Copy every line with the string "screenshot" in it.

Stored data
--- START ---
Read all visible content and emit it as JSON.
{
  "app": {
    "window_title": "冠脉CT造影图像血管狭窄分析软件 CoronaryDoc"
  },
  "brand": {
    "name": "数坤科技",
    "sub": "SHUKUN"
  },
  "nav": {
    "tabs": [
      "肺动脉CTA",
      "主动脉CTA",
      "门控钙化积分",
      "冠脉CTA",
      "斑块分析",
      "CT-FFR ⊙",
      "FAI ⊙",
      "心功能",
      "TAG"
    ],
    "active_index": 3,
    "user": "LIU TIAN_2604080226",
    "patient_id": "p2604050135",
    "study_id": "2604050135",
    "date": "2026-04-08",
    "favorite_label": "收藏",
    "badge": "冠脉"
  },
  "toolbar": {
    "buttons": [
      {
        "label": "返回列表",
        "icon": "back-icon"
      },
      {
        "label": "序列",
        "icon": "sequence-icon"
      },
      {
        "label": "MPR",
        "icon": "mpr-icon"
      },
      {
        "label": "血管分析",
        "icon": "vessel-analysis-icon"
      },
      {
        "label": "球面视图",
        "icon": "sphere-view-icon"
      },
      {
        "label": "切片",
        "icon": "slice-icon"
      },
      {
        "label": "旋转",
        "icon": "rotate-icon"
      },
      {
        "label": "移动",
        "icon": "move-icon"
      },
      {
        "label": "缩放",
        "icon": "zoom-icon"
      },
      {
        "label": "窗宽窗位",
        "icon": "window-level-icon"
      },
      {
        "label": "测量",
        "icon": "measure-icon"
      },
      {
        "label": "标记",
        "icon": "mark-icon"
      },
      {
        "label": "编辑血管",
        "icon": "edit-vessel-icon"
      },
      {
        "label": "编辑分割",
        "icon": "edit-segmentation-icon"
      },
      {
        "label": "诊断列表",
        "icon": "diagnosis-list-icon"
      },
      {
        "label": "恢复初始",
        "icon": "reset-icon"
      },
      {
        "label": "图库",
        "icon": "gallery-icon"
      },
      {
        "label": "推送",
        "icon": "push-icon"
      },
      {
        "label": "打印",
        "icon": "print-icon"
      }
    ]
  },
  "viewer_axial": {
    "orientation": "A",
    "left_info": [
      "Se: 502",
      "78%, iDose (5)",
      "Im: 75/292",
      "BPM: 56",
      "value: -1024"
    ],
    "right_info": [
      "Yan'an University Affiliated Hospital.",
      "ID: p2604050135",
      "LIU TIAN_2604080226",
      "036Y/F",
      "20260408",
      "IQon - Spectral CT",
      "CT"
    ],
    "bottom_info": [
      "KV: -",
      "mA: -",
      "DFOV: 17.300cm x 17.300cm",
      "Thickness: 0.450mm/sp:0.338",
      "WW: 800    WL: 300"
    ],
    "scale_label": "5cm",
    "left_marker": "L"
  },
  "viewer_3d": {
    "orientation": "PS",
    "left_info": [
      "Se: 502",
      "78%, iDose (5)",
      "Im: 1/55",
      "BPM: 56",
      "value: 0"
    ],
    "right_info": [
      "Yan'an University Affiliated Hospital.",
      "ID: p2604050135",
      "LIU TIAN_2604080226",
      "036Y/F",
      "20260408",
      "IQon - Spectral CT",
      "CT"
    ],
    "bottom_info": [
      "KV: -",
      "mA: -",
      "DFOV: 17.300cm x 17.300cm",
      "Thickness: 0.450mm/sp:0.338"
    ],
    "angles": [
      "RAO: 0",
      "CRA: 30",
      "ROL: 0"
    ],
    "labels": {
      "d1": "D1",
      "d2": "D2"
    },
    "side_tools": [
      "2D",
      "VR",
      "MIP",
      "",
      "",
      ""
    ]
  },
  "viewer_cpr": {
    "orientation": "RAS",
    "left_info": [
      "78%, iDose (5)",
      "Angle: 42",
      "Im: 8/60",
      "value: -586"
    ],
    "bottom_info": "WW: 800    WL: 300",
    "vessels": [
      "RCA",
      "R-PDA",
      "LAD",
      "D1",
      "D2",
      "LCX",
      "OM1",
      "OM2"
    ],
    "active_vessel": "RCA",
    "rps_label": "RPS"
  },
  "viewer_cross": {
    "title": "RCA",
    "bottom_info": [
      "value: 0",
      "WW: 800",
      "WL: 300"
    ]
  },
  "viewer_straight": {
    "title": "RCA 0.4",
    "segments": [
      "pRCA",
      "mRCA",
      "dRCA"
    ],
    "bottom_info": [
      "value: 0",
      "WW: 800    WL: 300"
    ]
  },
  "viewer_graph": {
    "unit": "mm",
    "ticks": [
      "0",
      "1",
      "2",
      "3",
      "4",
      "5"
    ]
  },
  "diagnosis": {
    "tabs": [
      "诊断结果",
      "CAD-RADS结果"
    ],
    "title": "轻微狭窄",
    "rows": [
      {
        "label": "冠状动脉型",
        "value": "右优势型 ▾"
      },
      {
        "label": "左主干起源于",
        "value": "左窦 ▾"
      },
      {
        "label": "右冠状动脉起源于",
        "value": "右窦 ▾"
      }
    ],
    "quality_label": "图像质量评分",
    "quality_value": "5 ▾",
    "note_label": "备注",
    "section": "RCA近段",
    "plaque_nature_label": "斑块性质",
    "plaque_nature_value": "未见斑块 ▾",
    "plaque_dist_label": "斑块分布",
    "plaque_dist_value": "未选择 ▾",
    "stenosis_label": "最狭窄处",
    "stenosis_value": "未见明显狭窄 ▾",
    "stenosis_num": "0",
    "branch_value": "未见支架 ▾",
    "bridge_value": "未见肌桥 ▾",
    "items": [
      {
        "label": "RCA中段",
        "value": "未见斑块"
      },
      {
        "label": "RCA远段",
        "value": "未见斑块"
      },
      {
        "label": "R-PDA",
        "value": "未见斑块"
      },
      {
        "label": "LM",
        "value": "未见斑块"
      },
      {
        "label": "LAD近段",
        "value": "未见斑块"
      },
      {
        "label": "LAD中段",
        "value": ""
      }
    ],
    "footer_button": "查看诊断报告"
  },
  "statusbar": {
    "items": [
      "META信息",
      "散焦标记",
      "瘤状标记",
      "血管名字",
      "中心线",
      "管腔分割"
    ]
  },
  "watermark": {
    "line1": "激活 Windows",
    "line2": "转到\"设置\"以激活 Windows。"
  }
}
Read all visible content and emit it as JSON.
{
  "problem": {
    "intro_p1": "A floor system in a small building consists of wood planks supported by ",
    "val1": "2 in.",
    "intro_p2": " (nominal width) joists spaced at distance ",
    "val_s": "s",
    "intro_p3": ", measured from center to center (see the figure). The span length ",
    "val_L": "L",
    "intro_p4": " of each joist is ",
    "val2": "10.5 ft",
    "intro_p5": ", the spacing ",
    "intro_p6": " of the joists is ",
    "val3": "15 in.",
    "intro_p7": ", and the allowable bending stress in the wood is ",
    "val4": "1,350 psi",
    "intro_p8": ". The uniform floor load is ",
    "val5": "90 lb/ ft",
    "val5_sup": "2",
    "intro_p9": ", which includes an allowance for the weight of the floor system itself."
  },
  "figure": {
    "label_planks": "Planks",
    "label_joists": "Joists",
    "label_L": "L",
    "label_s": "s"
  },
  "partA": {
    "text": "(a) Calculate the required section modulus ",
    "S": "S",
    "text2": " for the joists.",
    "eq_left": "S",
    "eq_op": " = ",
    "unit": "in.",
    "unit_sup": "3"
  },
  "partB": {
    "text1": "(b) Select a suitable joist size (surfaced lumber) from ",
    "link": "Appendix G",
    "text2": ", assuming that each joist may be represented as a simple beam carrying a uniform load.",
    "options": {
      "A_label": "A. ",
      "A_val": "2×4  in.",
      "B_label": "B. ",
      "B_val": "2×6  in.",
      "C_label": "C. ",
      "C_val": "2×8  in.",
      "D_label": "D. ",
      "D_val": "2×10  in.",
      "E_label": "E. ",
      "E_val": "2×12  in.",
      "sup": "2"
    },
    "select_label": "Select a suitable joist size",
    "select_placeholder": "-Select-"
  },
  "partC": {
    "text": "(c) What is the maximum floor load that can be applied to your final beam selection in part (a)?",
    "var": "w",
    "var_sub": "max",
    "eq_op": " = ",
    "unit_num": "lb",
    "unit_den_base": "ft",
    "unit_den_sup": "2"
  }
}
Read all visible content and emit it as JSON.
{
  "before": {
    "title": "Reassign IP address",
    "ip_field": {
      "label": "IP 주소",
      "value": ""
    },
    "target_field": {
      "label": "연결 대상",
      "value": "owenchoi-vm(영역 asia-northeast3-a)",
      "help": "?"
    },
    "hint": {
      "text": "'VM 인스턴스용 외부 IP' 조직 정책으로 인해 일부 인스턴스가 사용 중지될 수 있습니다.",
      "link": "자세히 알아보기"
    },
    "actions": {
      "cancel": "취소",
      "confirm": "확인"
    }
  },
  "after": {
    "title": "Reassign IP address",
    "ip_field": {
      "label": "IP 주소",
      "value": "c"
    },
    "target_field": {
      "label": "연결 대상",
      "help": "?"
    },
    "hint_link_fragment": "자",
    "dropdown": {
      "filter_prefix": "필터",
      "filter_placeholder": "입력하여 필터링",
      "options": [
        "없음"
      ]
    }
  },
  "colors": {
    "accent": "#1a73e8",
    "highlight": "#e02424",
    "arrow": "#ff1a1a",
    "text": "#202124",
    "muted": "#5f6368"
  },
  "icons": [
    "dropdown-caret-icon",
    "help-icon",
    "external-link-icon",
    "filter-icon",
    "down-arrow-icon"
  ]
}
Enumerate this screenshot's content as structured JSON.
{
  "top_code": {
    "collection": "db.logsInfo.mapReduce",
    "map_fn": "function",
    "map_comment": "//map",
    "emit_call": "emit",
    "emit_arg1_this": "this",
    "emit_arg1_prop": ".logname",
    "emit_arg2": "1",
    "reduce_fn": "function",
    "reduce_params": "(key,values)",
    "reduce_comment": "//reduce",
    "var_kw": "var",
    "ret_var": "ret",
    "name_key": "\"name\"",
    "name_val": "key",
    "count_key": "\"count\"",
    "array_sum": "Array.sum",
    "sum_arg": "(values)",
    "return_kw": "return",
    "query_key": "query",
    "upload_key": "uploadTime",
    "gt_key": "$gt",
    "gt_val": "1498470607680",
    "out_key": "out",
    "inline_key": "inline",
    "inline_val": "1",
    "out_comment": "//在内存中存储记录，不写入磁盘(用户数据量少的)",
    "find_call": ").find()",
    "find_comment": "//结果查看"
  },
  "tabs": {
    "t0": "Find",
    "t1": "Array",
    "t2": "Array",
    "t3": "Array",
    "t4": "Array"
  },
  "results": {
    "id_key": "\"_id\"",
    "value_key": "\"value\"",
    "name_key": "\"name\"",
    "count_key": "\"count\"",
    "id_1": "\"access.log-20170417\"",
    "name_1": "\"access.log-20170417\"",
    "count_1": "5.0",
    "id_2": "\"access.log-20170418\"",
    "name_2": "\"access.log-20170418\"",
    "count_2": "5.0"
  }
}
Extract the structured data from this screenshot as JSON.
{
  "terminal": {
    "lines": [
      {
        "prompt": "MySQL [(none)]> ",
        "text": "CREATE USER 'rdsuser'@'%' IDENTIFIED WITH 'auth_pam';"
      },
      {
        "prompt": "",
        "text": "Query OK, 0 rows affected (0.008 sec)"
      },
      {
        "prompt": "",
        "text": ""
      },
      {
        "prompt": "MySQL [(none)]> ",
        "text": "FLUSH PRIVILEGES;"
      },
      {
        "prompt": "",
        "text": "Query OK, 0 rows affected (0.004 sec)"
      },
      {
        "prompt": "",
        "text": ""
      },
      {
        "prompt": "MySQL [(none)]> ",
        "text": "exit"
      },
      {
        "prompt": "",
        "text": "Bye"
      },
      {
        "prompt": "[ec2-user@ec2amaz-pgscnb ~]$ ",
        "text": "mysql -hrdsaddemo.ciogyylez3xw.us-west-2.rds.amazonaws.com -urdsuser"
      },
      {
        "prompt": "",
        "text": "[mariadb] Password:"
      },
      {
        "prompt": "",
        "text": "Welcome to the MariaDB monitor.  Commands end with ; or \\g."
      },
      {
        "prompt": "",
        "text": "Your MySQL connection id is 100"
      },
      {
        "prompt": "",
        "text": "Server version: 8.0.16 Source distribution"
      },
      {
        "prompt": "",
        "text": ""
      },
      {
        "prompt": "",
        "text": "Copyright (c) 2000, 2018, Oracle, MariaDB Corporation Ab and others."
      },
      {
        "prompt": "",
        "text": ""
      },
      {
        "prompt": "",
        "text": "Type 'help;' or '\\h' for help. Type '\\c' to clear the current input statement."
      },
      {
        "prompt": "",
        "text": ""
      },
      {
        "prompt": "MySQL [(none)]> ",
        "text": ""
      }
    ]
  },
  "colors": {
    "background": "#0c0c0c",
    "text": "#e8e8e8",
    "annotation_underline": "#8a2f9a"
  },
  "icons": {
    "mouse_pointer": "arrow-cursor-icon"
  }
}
--- END ---
--- Exercise solution ---
Enumerate this screenshot's content as structured JSON.
Extract the structured data from this screenshot as JSON.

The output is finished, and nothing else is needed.